### Exercise goal
All of the data below must be repeated exactly.
========
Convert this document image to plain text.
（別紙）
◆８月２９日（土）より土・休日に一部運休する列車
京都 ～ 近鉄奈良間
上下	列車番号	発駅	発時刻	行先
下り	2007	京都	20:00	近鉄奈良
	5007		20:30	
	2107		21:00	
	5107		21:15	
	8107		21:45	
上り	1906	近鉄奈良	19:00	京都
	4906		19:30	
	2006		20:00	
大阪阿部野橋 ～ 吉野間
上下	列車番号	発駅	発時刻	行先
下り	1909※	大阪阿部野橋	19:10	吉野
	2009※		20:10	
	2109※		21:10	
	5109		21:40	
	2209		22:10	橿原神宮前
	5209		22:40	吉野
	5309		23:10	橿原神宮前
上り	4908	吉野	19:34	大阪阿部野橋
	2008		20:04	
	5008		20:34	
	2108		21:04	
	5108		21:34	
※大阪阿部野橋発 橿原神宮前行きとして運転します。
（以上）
========
### Task answer
Convert this document image to plain text.
（別紙）
◆８月２９日（土）より土・休日に一部運休する列車
京都 ～ 近鉄奈良間
上下	列車番号	発駅	発時刻	行先
下り	2007	京都	20:00	近鉄奈良
	5007		20:30	
	2107		21:00	
	5107		21:15	
	8107		21:45	
上り	1906	近鉄奈良	19:00	京都
	4906		19:30	
	2006		20:00	
大阪阿部野橋 ～ 吉野間
上下	列車番号	発駅	発時刻	行先
下り	1909※	大阪阿部野橋	19:10	吉野
	2009※		20:10	
	2109※		21:10	
	5109		21:40	
	2209		22:10	橿原神宮前
	5209		22:40	吉野
	5309		23:10	橿原神宮前
上り	4908	吉野	19:34	大阪阿部野橋
	2008		20:04	
	5008		20:34	
	2108		21:04	
	5108		21:34	
※大阪阿部野橋発 橿原神宮前行きとして運転します。
（以上）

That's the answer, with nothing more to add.